━━━━━ Information given

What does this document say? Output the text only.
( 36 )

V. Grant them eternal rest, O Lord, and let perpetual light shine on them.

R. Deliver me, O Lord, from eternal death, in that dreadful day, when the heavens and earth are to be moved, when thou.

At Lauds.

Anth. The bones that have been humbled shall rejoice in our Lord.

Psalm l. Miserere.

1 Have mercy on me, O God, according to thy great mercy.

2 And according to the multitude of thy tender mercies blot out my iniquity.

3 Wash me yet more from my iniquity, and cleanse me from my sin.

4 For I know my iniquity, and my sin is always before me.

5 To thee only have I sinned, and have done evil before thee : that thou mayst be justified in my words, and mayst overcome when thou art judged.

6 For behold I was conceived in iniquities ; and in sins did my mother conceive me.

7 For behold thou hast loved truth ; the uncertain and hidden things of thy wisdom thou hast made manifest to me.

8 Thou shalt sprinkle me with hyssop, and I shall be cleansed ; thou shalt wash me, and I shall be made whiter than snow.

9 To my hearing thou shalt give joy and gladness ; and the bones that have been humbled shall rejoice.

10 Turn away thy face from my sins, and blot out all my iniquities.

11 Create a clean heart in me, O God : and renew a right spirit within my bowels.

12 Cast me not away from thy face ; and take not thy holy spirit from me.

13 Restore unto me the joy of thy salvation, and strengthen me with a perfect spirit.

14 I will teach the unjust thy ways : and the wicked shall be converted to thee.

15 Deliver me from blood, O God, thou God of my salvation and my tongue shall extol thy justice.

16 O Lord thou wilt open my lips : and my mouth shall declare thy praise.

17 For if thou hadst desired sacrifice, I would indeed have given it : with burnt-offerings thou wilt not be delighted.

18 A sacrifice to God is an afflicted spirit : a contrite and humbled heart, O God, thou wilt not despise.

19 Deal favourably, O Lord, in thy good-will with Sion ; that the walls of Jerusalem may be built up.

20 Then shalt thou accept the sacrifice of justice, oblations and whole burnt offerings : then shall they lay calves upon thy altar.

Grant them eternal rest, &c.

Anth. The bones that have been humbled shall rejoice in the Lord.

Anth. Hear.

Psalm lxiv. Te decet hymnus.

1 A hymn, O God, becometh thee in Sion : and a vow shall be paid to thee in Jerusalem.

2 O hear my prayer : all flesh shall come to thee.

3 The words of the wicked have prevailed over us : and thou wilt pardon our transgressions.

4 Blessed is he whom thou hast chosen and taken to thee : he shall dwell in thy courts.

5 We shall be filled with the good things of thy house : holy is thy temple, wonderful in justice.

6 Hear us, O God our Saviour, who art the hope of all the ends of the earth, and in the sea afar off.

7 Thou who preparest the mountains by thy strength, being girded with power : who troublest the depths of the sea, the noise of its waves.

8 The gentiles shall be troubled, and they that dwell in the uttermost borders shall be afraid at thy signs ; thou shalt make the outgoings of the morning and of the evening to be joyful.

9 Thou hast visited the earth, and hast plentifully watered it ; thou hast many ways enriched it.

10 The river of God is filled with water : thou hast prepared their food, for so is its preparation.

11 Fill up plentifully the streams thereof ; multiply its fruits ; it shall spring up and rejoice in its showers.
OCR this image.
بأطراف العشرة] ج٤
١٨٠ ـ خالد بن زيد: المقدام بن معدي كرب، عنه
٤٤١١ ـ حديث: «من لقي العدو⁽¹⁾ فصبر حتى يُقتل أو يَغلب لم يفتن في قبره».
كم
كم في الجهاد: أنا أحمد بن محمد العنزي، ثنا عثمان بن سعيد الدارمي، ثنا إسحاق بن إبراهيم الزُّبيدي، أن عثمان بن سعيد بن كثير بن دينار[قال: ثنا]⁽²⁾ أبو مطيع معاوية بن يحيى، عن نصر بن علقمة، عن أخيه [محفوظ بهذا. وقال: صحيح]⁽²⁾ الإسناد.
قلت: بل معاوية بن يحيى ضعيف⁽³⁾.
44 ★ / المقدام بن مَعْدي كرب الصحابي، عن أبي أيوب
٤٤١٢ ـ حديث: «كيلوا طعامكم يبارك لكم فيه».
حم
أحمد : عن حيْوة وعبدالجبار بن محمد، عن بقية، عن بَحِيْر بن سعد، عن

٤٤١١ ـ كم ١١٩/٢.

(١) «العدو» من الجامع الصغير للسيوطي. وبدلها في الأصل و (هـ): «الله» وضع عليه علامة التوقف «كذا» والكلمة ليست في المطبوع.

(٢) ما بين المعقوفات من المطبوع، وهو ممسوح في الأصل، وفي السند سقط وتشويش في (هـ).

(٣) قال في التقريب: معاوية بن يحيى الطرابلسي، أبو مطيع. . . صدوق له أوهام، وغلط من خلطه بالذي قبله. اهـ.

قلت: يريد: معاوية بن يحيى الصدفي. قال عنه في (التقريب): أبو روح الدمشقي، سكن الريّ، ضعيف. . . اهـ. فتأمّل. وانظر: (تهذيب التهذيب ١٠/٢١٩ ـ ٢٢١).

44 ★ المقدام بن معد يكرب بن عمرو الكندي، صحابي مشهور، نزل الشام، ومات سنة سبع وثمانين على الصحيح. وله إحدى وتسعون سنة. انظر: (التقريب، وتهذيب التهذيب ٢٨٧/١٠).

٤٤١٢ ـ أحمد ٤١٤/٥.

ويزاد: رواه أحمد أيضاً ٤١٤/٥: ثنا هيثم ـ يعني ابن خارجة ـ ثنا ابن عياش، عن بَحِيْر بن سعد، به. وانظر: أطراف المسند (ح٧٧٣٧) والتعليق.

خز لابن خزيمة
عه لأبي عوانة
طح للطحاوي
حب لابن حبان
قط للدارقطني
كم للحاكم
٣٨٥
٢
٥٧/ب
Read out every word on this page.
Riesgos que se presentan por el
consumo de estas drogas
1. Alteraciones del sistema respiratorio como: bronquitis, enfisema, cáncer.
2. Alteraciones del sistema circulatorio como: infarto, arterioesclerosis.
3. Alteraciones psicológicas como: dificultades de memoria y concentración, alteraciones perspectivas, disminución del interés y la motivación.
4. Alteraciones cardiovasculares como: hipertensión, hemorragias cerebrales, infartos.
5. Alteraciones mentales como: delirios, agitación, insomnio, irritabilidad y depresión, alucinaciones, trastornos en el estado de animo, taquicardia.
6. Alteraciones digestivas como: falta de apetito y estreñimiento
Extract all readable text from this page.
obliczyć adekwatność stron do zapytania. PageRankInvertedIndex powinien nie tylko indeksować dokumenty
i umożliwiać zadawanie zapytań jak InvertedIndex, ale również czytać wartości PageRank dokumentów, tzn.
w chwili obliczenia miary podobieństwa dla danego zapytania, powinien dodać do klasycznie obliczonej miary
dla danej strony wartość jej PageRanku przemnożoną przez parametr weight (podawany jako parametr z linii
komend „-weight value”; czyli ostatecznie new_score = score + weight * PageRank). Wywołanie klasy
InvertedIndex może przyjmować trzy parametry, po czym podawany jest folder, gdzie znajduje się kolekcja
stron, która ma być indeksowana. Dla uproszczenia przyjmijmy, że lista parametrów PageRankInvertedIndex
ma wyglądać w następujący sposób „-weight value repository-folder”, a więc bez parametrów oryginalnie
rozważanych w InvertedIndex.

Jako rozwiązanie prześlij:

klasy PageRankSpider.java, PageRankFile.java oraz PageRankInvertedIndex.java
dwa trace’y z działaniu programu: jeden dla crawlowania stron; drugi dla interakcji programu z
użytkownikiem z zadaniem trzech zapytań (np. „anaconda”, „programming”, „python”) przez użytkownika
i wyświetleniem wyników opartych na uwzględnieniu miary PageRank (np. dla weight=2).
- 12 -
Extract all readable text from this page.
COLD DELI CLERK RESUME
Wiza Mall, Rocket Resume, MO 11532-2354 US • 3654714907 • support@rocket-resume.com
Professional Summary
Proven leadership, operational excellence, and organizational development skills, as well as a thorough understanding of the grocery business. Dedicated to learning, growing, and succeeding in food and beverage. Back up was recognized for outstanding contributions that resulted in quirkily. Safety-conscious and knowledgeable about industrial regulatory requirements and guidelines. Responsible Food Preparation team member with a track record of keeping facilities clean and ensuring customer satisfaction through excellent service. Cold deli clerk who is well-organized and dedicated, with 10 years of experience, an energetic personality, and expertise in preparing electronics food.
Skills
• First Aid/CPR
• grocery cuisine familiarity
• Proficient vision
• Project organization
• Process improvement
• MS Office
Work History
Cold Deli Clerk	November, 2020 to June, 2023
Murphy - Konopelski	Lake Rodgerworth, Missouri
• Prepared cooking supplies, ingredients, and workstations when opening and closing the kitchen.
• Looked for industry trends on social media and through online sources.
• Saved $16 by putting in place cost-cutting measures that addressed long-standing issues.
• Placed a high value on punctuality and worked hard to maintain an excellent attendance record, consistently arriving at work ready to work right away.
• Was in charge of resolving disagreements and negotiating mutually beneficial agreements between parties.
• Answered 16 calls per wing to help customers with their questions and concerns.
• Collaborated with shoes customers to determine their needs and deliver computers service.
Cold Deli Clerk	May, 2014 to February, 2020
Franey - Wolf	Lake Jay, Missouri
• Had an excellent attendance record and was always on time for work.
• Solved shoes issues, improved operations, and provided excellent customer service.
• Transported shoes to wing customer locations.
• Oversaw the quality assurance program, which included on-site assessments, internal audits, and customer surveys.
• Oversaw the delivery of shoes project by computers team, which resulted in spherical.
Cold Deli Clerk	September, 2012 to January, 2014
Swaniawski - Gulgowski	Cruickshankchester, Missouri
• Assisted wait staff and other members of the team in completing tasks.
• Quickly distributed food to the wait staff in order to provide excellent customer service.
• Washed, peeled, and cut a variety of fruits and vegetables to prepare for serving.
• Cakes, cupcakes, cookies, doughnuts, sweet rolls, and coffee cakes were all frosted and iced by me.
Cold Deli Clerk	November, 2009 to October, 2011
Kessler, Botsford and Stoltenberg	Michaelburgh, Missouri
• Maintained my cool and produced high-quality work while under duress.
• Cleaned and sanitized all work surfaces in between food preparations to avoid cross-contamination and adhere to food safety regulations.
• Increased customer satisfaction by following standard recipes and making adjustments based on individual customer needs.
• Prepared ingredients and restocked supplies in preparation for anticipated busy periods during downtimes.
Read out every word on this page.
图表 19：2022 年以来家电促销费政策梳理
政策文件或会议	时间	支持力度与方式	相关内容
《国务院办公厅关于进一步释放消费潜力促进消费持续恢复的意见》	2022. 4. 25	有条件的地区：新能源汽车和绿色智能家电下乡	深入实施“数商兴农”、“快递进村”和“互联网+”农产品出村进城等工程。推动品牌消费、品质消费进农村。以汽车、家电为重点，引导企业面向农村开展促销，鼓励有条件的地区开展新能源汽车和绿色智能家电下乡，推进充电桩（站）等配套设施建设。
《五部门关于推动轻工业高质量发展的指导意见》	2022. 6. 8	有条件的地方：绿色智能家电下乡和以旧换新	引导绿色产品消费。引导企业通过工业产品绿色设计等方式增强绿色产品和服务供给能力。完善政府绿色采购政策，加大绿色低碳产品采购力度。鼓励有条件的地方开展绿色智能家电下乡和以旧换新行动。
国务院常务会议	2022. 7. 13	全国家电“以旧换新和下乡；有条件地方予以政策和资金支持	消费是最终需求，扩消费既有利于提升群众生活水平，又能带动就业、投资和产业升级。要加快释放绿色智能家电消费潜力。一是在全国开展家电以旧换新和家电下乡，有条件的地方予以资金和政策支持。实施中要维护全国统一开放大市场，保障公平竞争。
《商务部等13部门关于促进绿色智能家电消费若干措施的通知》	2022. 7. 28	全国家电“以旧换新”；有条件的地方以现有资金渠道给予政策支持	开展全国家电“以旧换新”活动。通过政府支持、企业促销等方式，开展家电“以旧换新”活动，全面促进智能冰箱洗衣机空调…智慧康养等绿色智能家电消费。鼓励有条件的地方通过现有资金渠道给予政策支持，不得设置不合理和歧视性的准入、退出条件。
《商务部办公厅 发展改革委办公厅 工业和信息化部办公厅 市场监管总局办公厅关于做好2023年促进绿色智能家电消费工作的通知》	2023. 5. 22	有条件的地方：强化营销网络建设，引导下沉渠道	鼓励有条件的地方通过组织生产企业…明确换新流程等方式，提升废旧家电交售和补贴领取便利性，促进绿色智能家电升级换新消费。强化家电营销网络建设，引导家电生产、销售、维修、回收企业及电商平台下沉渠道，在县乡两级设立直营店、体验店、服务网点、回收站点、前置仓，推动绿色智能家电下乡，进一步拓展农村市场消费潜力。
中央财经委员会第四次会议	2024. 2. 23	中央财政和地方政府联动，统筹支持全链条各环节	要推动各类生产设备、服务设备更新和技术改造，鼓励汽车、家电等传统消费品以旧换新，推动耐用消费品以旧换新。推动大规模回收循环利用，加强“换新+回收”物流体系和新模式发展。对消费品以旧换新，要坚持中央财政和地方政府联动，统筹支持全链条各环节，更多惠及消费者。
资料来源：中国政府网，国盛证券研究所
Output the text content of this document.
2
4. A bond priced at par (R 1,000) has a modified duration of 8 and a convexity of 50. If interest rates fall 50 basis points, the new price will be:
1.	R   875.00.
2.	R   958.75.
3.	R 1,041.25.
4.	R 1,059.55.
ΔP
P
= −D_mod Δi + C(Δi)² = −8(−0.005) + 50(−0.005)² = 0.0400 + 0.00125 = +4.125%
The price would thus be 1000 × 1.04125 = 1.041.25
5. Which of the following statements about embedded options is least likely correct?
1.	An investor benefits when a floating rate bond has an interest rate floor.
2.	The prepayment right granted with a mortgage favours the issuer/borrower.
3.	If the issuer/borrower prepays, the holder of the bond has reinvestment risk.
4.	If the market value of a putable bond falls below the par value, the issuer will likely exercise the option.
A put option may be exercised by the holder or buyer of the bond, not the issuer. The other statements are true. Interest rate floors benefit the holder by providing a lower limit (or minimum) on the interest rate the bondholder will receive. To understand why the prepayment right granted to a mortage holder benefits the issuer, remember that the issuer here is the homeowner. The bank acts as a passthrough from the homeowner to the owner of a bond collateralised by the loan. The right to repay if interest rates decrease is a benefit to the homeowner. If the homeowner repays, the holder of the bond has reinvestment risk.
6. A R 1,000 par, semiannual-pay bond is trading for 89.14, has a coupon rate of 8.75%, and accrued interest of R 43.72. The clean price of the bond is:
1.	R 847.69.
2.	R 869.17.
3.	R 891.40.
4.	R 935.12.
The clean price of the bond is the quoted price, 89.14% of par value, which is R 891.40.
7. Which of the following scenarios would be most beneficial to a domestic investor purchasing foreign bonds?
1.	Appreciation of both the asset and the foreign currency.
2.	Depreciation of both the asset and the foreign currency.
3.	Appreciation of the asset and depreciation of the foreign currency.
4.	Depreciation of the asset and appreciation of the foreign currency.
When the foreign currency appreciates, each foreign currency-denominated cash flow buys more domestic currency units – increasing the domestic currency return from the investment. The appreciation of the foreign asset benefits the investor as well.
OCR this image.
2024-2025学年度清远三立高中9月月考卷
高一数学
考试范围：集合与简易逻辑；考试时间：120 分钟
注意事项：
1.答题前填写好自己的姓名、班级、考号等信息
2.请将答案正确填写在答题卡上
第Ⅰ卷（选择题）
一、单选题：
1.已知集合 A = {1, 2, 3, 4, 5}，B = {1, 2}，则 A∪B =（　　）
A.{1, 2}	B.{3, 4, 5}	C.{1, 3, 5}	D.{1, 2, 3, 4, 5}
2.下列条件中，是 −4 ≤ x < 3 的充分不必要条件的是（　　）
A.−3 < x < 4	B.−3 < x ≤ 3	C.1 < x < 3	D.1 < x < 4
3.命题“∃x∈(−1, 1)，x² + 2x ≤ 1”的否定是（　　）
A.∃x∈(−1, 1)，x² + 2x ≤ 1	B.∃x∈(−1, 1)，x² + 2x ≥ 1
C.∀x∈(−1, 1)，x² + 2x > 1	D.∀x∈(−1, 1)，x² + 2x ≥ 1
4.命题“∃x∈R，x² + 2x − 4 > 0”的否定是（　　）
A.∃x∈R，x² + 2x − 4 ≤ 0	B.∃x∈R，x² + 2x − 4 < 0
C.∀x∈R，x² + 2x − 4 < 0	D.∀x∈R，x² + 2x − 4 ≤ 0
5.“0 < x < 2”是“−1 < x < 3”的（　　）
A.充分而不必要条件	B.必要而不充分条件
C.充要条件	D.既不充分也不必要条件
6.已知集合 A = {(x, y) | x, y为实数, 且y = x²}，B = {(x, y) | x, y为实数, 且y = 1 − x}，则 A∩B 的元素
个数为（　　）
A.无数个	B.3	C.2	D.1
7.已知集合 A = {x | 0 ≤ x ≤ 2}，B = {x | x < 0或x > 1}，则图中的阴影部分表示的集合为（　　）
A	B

━━━━━━━━━━

Stated task
Using the listing above, pull out all lines that hold the word "حديث".

Answer for this exercise
٤٤١١ ـ حديث: «من لقي العدو⁽¹⁾ فصبر حتى يُقتل أو يَغلب لم يفتن في قبره».
٤٤١٢ ـ حديث: «كيلوا طعامكم يبارك لكم فيه».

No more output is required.